Entries from a visual dataset:
====

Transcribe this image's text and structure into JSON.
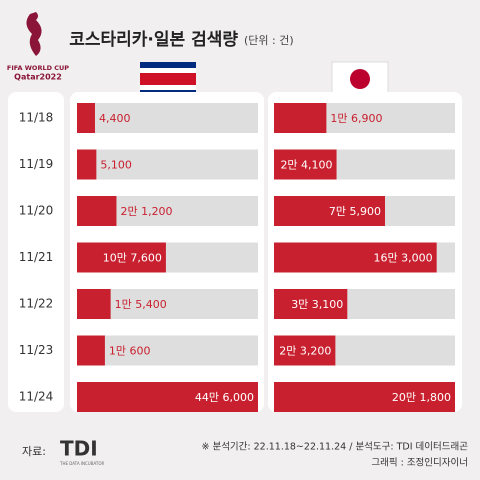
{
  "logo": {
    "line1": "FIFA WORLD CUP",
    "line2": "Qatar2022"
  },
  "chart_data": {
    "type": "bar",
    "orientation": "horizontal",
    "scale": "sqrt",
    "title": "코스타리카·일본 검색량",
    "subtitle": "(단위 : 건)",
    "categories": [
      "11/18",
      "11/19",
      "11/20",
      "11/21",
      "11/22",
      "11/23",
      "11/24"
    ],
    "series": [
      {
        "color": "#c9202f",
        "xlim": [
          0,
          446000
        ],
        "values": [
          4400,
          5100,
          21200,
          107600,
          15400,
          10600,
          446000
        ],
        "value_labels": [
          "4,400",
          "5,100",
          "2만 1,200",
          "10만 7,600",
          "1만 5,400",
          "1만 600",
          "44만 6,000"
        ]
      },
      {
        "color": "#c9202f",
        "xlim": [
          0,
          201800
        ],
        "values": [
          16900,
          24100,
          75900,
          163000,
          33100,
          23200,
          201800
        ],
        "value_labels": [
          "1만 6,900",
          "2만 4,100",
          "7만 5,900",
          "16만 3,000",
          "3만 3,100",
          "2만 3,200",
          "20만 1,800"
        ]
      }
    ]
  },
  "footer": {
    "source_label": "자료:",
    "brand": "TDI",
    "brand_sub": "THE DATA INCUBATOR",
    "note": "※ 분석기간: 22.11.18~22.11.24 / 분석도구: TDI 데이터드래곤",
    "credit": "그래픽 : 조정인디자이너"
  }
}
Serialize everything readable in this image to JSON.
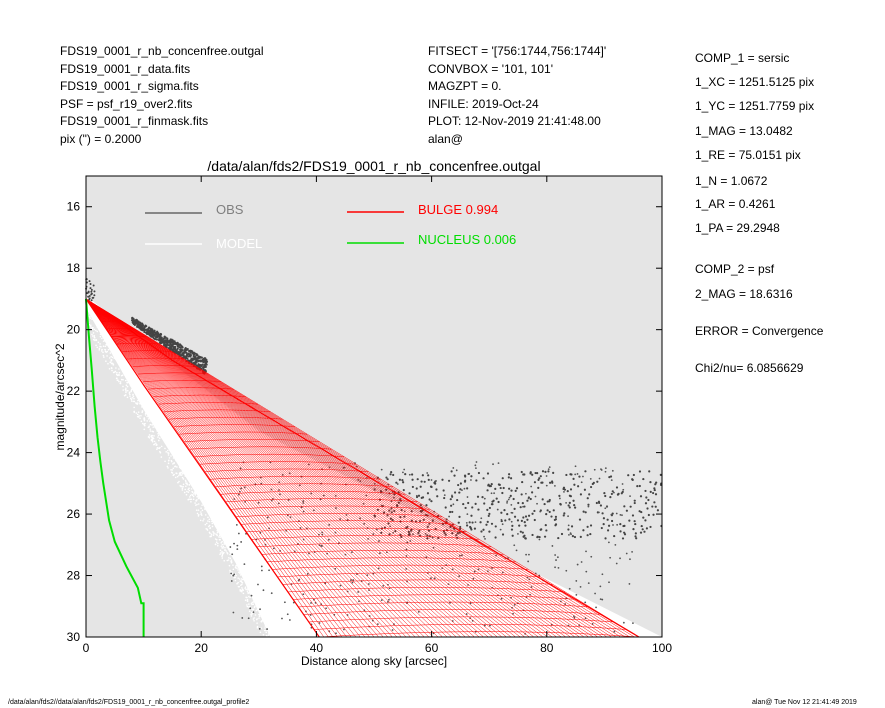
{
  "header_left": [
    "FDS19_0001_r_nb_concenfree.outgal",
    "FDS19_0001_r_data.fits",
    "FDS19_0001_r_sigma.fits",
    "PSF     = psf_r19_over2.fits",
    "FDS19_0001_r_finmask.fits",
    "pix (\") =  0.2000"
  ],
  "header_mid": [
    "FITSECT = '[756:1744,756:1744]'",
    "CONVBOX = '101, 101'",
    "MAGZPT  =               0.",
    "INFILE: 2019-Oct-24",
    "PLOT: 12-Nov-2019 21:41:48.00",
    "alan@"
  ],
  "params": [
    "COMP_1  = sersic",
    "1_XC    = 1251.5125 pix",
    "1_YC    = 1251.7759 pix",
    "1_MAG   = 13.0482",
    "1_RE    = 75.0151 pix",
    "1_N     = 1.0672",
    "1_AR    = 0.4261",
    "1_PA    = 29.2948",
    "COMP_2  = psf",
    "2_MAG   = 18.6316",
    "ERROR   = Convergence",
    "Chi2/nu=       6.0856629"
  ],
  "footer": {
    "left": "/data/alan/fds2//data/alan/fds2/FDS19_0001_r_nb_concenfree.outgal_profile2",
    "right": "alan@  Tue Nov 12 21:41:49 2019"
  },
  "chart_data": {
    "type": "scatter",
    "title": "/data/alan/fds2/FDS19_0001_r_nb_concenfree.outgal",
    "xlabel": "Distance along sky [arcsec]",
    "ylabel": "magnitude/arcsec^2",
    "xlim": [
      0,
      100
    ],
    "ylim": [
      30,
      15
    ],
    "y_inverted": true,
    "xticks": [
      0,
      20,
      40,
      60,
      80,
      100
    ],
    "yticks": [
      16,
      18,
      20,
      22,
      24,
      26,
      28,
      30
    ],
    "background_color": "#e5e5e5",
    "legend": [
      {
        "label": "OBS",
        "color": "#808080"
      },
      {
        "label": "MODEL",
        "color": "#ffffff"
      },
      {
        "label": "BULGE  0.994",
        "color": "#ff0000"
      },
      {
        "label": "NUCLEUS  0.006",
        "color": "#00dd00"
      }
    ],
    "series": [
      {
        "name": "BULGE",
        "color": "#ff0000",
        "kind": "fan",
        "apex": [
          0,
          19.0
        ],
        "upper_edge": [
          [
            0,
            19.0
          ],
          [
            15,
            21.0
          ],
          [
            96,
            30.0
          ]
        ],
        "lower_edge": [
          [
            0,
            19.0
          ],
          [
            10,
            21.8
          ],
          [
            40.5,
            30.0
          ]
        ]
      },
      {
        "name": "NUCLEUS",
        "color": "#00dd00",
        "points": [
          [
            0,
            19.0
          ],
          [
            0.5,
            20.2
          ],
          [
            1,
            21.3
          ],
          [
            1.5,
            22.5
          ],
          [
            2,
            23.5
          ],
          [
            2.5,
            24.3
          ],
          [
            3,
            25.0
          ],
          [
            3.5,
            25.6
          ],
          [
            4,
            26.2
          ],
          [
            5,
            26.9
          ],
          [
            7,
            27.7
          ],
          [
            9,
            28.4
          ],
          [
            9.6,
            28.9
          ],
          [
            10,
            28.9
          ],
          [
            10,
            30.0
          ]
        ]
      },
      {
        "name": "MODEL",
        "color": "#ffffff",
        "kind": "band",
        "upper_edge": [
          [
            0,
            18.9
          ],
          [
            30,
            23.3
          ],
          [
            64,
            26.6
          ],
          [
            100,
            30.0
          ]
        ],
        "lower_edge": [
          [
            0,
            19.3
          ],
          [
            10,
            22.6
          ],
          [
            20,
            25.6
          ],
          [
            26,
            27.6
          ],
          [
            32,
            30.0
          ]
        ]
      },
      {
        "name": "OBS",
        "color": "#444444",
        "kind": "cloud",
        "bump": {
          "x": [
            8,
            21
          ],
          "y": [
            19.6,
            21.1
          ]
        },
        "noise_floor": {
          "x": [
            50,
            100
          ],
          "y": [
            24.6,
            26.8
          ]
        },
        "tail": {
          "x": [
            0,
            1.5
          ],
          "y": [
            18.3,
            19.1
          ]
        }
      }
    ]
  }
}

====

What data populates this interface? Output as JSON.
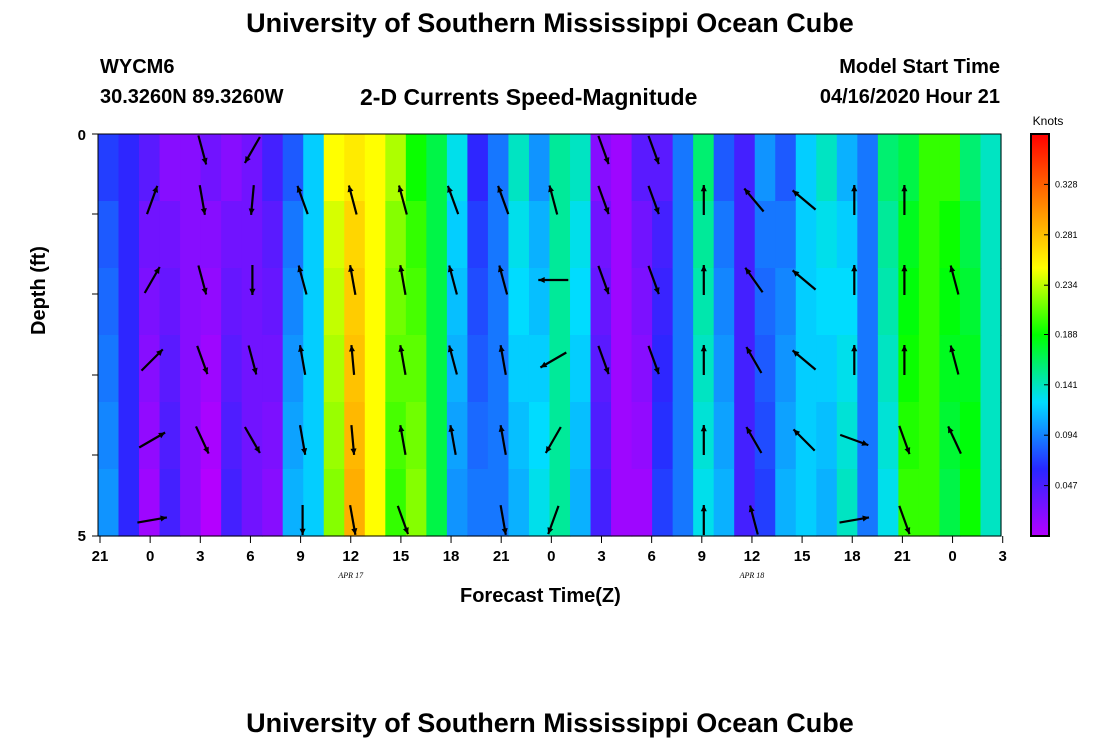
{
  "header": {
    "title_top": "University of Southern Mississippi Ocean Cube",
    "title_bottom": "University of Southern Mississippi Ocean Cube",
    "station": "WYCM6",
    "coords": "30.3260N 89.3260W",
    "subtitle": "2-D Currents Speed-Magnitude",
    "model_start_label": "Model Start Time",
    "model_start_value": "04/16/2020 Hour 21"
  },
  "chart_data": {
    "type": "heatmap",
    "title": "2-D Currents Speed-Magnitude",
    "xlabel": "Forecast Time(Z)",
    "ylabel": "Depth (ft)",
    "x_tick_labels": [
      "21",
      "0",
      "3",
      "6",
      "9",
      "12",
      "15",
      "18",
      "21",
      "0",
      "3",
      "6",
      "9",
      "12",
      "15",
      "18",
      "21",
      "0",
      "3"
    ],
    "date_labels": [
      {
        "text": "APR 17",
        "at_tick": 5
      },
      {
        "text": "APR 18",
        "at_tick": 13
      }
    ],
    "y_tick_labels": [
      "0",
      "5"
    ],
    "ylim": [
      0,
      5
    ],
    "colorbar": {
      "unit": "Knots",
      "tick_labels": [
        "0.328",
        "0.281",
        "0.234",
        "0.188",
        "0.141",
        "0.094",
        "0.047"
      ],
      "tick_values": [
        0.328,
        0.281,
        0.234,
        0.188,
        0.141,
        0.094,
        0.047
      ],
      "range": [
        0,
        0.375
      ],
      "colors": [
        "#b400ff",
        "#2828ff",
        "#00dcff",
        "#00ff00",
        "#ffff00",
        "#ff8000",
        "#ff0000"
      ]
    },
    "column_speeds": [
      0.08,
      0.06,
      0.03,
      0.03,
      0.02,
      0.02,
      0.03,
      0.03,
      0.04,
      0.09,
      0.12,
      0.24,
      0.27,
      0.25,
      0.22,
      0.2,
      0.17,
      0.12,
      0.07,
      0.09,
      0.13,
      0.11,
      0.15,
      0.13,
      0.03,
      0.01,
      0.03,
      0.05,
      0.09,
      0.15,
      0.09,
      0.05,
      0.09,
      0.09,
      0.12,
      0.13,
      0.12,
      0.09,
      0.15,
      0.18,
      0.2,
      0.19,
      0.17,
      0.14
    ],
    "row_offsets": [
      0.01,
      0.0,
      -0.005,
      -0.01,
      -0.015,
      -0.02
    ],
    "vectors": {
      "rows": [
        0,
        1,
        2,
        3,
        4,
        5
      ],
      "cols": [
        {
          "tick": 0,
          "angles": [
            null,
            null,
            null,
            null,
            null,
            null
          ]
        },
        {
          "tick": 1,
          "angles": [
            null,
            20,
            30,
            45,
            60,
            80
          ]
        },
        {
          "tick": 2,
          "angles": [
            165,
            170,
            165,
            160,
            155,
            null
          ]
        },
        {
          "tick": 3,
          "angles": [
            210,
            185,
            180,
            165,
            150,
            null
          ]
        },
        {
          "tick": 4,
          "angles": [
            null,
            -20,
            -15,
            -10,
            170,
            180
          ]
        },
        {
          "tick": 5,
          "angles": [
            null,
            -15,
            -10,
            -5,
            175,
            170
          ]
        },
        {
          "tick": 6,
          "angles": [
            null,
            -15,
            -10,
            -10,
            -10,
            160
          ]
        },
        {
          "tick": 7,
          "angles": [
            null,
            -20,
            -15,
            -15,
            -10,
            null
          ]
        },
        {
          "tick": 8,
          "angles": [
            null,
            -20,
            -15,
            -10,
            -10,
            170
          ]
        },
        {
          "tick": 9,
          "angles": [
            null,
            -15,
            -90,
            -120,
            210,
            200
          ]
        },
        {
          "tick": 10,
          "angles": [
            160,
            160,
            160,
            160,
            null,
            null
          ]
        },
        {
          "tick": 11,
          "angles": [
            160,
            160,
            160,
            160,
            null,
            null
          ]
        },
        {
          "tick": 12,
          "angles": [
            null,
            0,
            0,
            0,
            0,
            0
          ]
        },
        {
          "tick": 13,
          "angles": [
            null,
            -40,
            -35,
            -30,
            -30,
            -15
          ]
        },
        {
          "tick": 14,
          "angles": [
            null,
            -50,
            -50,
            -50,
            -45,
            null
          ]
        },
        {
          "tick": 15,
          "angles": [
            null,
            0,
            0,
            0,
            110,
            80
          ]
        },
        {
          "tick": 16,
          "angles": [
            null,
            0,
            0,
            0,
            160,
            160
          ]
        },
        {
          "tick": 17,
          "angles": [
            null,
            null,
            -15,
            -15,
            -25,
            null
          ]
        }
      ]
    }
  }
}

====

## STATED TASK
Work out how many lines of the data hold the string "xlabel". Reply with that number alone.

## RESPONSE TO THIS TASK
2